- [Job]: Copy nothing but the text: repeat each entry exactly and drop the images.

^^^^^^^^^^^^^^^^

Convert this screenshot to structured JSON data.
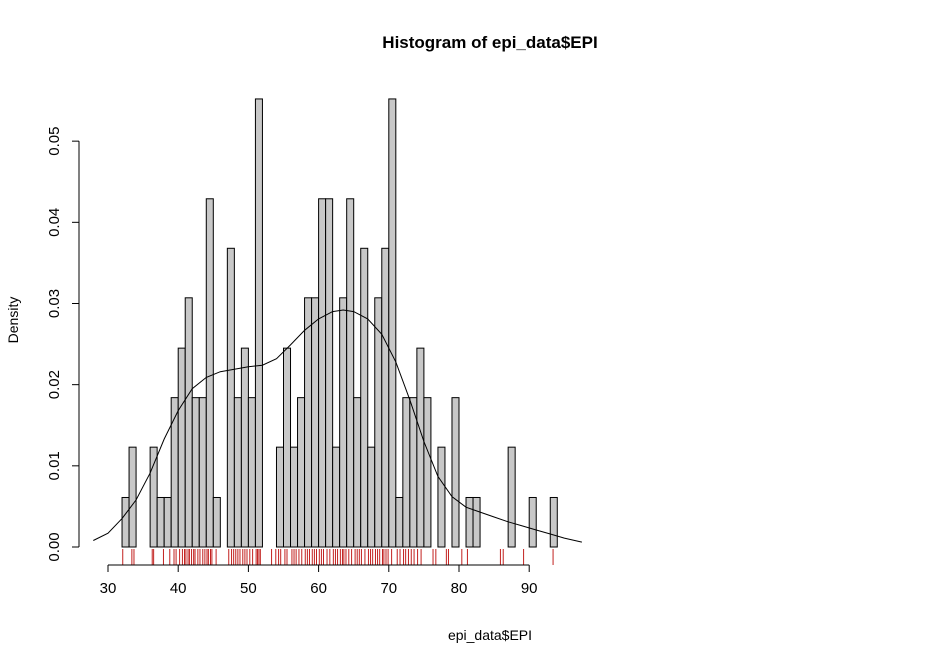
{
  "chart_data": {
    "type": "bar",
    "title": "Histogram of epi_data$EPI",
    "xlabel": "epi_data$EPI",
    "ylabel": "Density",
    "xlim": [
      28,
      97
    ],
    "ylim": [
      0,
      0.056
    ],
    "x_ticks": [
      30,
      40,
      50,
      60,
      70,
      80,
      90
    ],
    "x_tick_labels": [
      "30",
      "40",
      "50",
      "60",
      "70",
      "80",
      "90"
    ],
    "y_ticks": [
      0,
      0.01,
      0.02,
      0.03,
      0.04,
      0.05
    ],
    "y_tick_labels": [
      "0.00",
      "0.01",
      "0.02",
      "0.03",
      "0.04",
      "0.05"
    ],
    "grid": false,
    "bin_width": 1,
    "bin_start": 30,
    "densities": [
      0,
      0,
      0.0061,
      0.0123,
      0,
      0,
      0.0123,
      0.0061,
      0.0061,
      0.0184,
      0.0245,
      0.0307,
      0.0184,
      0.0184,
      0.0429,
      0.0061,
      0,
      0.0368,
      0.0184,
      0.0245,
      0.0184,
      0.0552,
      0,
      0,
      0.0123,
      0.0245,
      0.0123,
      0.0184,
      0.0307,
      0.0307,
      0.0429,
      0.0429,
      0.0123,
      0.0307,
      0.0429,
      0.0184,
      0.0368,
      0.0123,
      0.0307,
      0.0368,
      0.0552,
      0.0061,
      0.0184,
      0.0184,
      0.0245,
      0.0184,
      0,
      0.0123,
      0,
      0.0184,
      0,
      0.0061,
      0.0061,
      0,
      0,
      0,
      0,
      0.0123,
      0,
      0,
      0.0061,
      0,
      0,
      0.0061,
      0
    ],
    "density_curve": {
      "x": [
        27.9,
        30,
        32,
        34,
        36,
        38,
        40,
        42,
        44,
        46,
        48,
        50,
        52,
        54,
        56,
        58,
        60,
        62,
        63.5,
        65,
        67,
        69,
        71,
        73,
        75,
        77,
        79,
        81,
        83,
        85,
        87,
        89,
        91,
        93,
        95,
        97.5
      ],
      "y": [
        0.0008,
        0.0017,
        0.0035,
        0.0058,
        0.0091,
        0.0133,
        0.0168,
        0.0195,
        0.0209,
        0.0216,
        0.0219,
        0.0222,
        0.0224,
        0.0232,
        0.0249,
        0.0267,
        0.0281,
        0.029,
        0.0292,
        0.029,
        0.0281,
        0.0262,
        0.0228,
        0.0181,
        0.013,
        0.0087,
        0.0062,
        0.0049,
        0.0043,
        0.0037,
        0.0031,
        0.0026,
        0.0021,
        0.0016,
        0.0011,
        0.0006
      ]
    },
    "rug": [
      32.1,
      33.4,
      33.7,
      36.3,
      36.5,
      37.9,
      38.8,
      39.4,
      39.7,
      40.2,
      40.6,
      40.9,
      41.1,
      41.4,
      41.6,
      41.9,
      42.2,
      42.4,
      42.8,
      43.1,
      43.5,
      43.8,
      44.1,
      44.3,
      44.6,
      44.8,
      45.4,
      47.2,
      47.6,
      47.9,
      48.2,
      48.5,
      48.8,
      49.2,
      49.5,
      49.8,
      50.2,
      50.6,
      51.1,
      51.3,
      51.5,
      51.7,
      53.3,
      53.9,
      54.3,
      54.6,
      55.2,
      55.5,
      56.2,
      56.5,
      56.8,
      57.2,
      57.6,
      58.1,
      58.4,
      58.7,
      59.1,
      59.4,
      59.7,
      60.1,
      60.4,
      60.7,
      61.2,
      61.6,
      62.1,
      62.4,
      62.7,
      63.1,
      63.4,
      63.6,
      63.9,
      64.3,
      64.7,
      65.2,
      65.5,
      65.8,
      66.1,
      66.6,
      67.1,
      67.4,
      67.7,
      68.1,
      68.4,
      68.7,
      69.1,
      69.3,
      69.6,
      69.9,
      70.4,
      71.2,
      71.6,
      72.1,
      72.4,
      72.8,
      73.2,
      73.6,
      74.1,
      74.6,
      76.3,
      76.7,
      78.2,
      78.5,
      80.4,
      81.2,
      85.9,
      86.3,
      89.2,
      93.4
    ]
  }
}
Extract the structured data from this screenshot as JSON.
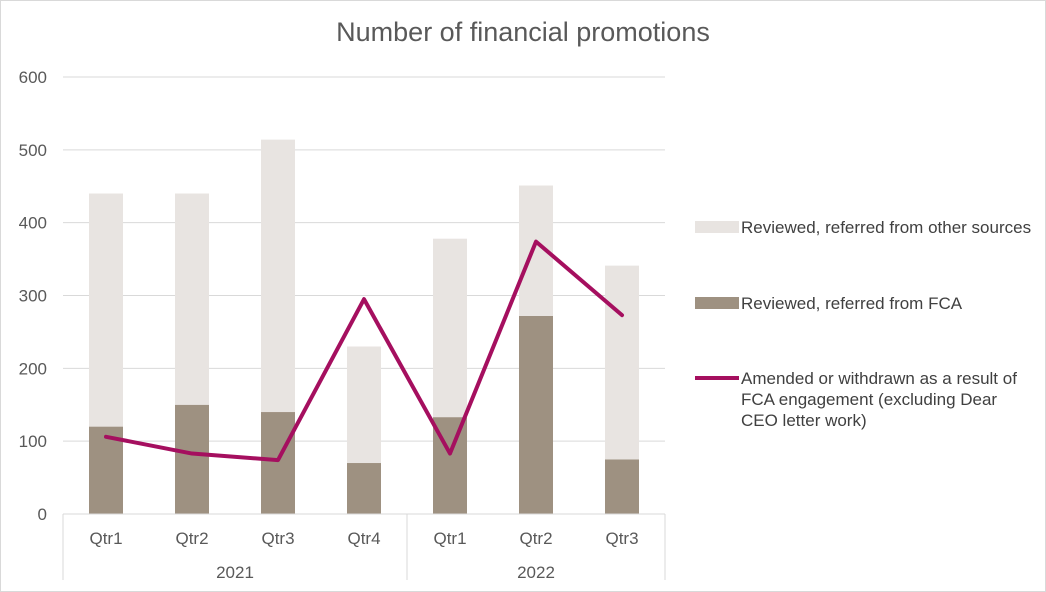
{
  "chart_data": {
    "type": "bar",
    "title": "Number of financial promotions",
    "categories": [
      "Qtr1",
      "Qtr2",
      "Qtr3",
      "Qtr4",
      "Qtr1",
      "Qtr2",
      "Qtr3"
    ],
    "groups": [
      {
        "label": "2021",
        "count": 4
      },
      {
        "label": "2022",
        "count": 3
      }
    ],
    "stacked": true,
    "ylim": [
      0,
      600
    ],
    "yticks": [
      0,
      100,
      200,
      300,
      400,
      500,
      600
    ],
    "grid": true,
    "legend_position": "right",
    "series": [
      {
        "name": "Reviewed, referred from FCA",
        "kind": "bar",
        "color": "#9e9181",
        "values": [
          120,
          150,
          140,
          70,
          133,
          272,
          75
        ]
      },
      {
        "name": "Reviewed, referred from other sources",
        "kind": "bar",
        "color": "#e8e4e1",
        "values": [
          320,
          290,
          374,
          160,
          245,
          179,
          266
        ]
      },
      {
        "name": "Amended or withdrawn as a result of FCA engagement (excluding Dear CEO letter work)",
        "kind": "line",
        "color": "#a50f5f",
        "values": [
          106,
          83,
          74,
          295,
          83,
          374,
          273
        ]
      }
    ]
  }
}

^^^^^^^^^^^^^^^^

- [Solution for this problem]:
Convert this screenshot to structured JSON data.
{
  "chart_data": {
    "type": "bar",
    "title": "Histogram of epi_data$EPI",
    "xlabel": "epi_data$EPI",
    "ylabel": "Density",
    "xlim": [
      28,
      97
    ],
    "ylim": [
      0,
      0.056
    ],
    "x_ticks": [
      30,
      40,
      50,
      60,
      70,
      80,
      90
    ],
    "x_tick_labels": [
      "30",
      "40",
      "50",
      "60",
      "70",
      "80",
      "90"
    ],
    "y_ticks": [
      0,
      0.01,
      0.02,
      0.03,
      0.04,
      0.05
    ],
    "y_tick_labels": [
      "0.00",
      "0.01",
      "0.02",
      "0.03",
      "0.04",
      "0.05"
    ],
    "grid": false,
    "bin_width": 1,
    "bin_start": 30,
    "densities": [
      0,
      0,
      0.0061,
      0.0123,
      0,
      0,
      0.0123,
      0.0061,
      0.0061,
      0.0184,
      0.0245,
      0.0307,
      0.0184,
      0.0184,
      0.0429,
      0.0061,
      0,
      0.0368,
      0.0184,
      0.0245,
      0.0184,
      0.0552,
      0,
      0,
      0.0123,
      0.0245,
      0.0123,
      0.0184,
      0.0307,
      0.0307,
      0.0429,
      0.0429,
      0.0123,
      0.0307,
      0.0429,
      0.0184,
      0.0368,
      0.0123,
      0.0307,
      0.0368,
      0.0552,
      0.0061,
      0.0184,
      0.0184,
      0.0245,
      0.0184,
      0,
      0.0123,
      0,
      0.0184,
      0,
      0.0061,
      0.0061,
      0,
      0,
      0,
      0,
      0.0123,
      0,
      0,
      0.0061,
      0,
      0,
      0.0061,
      0
    ],
    "density_curve": {
      "x": [
        27.9,
        30,
        32,
        34,
        36,
        38,
        40,
        42,
        44,
        46,
        48,
        50,
        52,
        54,
        56,
        58,
        60,
        62,
        63.5,
        65,
        67,
        69,
        71,
        73,
        75,
        77,
        79,
        81,
        83,
        85,
        87,
        89,
        91,
        93,
        95,
        97.5
      ],
      "y": [
        0.0008,
        0.0017,
        0.0035,
        0.0058,
        0.0091,
        0.0133,
        0.0168,
        0.0195,
        0.0209,
        0.0216,
        0.0219,
        0.0222,
        0.0224,
        0.0232,
        0.0249,
        0.0267,
        0.0281,
        0.029,
        0.0292,
        0.029,
        0.0281,
        0.0262,
        0.0228,
        0.0181,
        0.013,
        0.0087,
        0.0062,
        0.0049,
        0.0043,
        0.0037,
        0.0031,
        0.0026,
        0.0021,
        0.0016,
        0.0011,
        0.0006
      ]
    },
    "rug": [
      32.1,
      33.4,
      33.7,
      36.3,
      36.5,
      37.9,
      38.8,
      39.4,
      39.7,
      40.2,
      40.6,
      40.9,
      41.1,
      41.4,
      41.6,
      41.9,
      42.2,
      42.4,
      42.8,
      43.1,
      43.5,
      43.8,
      44.1,
      44.3,
      44.6,
      44.8,
      45.4,
      47.2,
      47.6,
      47.9,
      48.2,
      48.5,
      48.8,
      49.2,
      49.5,
      49.8,
      50.2,
      50.6,
      51.1,
      51.3,
      51.5,
      51.7,
      53.3,
      53.9,
      54.3,
      54.6,
      55.2,
      55.5,
      56.2,
      56.5,
      56.8,
      57.2,
      57.6,
      58.1,
      58.4,
      58.7,
      59.1,
      59.4,
      59.7,
      60.1,
      60.4,
      60.7,
      61.2,
      61.6,
      62.1,
      62.4,
      62.7,
      63.1,
      63.4,
      63.6,
      63.9,
      64.3,
      64.7,
      65.2,
      65.5,
      65.8,
      66.1,
      66.6,
      67.1,
      67.4,
      67.7,
      68.1,
      68.4,
      68.7,
      69.1,
      69.3,
      69.6,
      69.9,
      70.4,
      71.2,
      71.6,
      72.1,
      72.4,
      72.8,
      73.2,
      73.6,
      74.1,
      74.6,
      76.3,
      76.7,
      78.2,
      78.5,
      80.4,
      81.2,
      85.9,
      86.3,
      89.2,
      93.4
    ]
  }
}
Extract the structured data from this screenshot as JSON.
{
  "chart_data": {
    "type": "bar",
    "title": "Number of financial promotions",
    "categories": [
      "Qtr1",
      "Qtr2",
      "Qtr3",
      "Qtr4",
      "Qtr1",
      "Qtr2",
      "Qtr3"
    ],
    "groups": [
      {
        "label": "2021",
        "count": 4
      },
      {
        "label": "2022",
        "count": 3
      }
    ],
    "stacked": true,
    "ylim": [
      0,
      600
    ],
    "yticks": [
      0,
      100,
      200,
      300,
      400,
      500,
      600
    ],
    "grid": true,
    "legend_position": "right",
    "series": [
      {
        "name": "Reviewed, referred from FCA",
        "kind": "bar",
        "color": "#9e9181",
        "values": [
          120,
          150,
          140,
          70,
          133,
          272,
          75
        ]
      },
      {
        "name": "Reviewed, referred from other sources",
        "kind": "bar",
        "color": "#e8e4e1",
        "values": [
          320,
          290,
          374,
          160,
          245,
          179,
          266
        ]
      },
      {
        "name": "Amended or withdrawn as a result of FCA engagement (excluding Dear CEO letter work)",
        "kind": "line",
        "color": "#a50f5f",
        "values": [
          106,
          83,
          74,
          295,
          83,
          374,
          273
        ]
      }
    ]
  }
}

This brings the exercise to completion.